● **Aim of the task**
Below are some records. Copy every line in them that holds "Grade".

● **Listed entries**
____
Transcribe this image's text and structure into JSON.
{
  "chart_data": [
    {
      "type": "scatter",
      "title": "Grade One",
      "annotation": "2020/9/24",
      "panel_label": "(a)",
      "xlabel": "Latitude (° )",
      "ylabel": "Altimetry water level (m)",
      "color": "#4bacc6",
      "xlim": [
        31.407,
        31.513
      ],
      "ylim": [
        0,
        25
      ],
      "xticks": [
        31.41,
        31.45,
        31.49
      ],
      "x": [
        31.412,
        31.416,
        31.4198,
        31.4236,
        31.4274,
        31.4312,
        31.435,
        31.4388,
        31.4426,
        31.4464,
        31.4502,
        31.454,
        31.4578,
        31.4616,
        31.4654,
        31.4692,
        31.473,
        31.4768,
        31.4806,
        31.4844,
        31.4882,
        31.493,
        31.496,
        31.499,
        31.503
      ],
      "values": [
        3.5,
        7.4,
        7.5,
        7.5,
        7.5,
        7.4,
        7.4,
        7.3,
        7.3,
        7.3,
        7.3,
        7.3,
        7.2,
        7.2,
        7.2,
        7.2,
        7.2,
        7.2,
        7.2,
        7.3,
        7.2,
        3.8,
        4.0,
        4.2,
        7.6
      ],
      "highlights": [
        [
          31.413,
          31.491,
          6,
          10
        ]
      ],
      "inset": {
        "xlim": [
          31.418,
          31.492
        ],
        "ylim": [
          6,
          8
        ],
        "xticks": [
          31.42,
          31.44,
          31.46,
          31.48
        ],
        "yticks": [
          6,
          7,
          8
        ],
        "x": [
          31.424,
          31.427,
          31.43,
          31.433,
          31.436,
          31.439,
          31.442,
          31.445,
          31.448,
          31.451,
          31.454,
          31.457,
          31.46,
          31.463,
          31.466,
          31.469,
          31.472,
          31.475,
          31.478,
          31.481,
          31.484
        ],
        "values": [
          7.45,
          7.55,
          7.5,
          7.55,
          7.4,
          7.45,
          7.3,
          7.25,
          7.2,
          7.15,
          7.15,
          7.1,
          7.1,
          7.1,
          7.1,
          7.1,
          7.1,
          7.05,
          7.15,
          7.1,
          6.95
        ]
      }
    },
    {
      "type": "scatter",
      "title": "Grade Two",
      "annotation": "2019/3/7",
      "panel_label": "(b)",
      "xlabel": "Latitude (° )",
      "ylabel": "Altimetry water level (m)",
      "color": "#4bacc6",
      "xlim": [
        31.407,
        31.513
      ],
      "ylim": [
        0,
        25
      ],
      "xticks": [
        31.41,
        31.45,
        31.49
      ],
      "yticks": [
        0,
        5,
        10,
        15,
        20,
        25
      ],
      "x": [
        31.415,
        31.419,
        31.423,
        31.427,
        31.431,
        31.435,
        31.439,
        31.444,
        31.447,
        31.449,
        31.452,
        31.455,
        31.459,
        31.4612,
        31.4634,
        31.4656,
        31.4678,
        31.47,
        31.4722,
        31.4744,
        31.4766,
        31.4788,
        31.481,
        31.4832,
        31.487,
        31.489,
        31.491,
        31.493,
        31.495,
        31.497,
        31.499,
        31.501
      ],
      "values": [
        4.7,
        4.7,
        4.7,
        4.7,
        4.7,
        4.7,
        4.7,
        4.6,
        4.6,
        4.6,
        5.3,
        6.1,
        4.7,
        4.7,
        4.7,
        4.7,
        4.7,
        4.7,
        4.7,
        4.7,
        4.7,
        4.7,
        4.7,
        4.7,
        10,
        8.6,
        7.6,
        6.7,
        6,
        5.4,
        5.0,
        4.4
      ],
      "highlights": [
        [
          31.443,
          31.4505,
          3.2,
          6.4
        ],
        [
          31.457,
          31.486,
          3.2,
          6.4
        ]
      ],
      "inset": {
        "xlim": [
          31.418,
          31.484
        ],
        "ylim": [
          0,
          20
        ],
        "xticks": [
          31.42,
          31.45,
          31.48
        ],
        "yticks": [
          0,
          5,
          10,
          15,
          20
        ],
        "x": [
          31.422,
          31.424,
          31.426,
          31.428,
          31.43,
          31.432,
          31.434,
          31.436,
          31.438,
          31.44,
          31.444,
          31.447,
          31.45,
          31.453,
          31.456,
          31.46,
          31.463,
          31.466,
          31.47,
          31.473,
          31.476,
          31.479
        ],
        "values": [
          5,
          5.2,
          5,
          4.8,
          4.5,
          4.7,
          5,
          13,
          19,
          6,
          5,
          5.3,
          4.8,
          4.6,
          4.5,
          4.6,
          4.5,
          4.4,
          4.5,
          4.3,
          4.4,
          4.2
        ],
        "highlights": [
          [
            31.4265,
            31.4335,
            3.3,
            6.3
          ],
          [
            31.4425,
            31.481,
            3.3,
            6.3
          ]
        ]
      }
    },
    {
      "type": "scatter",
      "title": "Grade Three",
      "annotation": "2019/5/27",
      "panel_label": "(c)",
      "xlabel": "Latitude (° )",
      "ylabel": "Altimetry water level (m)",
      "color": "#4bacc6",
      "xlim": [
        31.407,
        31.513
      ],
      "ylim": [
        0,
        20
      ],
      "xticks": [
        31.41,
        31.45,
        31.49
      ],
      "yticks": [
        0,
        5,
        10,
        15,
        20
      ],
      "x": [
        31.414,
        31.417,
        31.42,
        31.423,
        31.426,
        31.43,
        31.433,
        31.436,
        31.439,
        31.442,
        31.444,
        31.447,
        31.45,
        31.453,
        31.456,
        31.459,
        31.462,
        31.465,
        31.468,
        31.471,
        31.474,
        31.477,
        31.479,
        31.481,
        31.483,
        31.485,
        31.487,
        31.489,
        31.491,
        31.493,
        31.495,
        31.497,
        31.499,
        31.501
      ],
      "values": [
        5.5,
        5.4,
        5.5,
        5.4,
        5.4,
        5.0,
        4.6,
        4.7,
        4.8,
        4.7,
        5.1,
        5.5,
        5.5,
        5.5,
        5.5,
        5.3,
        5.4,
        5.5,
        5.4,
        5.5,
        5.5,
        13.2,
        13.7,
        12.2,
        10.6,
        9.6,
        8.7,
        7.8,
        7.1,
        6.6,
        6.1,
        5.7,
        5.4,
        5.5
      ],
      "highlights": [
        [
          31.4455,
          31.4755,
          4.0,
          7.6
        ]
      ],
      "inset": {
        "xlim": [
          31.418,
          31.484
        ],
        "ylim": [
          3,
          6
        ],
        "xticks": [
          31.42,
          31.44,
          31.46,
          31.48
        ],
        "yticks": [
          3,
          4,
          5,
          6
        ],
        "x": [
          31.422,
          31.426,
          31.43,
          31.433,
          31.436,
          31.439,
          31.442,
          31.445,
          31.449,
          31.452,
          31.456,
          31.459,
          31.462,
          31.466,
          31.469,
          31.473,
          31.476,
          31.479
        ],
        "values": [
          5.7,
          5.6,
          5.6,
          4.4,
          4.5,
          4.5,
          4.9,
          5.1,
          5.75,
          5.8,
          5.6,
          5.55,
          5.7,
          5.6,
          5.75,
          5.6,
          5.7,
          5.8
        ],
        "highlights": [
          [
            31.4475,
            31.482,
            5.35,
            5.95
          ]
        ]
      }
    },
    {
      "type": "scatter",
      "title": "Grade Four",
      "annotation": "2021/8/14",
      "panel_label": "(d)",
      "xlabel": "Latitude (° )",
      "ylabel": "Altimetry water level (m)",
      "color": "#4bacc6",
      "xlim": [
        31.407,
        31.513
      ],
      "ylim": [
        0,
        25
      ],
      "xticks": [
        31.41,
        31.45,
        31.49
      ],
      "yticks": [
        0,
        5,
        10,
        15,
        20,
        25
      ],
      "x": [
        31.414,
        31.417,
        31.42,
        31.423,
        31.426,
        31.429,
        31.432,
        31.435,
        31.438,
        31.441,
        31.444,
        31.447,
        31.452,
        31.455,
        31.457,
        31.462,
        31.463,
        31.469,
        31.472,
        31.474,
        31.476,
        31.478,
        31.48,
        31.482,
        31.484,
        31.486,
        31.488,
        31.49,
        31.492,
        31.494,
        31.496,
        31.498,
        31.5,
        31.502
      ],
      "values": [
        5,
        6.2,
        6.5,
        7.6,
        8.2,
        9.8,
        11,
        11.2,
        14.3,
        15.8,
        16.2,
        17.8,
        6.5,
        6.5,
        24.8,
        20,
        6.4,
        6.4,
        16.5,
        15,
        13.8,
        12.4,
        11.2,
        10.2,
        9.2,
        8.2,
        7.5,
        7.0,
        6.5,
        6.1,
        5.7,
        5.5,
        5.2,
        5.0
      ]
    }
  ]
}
____
● **Written answer**
      "title": "Grade One",
      "title": "Grade Two",
      "title": "Grade Three",
      "title": "Grade Four",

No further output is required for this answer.